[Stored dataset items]
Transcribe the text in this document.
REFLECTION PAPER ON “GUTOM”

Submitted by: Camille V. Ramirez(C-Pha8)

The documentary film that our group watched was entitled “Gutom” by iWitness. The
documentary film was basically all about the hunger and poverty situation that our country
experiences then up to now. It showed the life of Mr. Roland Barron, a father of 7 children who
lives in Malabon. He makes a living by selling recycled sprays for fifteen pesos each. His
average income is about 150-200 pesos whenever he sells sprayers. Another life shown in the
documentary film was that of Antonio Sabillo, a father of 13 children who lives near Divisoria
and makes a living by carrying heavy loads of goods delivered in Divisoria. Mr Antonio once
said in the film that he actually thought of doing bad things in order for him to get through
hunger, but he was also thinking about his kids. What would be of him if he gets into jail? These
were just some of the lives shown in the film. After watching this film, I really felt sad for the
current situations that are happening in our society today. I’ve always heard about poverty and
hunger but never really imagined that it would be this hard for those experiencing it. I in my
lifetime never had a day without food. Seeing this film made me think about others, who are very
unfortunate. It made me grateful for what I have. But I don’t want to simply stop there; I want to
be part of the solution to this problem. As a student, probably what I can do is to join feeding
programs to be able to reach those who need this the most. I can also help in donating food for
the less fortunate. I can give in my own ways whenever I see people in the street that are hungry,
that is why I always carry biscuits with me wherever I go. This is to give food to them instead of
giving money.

WHAT TO WORK ON >> Retype all the material above precisely, with no line left out.

EXPECTED ANSWER >>
Transcribe the text in this document.
REFLECTION PAPER ON “GUTOM”

Submitted by: Camille V. Ramirez(C-Pha8)

The documentary film that our group watched was entitled “Gutom” by iWitness. The
documentary film was basically all about the hunger and poverty situation that our country
experiences then up to now. It showed the life of Mr. Roland Barron, a father of 7 children who
lives in Malabon. He makes a living by selling recycled sprays for fifteen pesos each. His
average income is about 150-200 pesos whenever he sells sprayers. Another life shown in the
documentary film was that of Antonio Sabillo, a father of 13 children who lives near Divisoria
and makes a living by carrying heavy loads of goods delivered in Divisoria. Mr Antonio once
said in the film that he actually thought of doing bad things in order for him to get through
hunger, but he was also thinking about his kids. What would be of him if he gets into jail? These
were just some of the lives shown in the film. After watching this film, I really felt sad for the
current situations that are happening in our society today. I’ve always heard about poverty and
hunger but never really imagined that it would be this hard for those experiencing it. I in my
lifetime never had a day without food. Seeing this film made me think about others, who are very
unfortunate. It made me grateful for what I have. But I don’t want to simply stop there; I want to
be part of the solution to this problem. As a student, probably what I can do is to join feeding
programs to be able to reach those who need this the most. I can also help in donating food for
the less fortunate. I can give in my own ways whenever I see people in the street that are hungry,
that is why I always carry biscuits with me wherever I go. This is to give food to them instead of
giving money.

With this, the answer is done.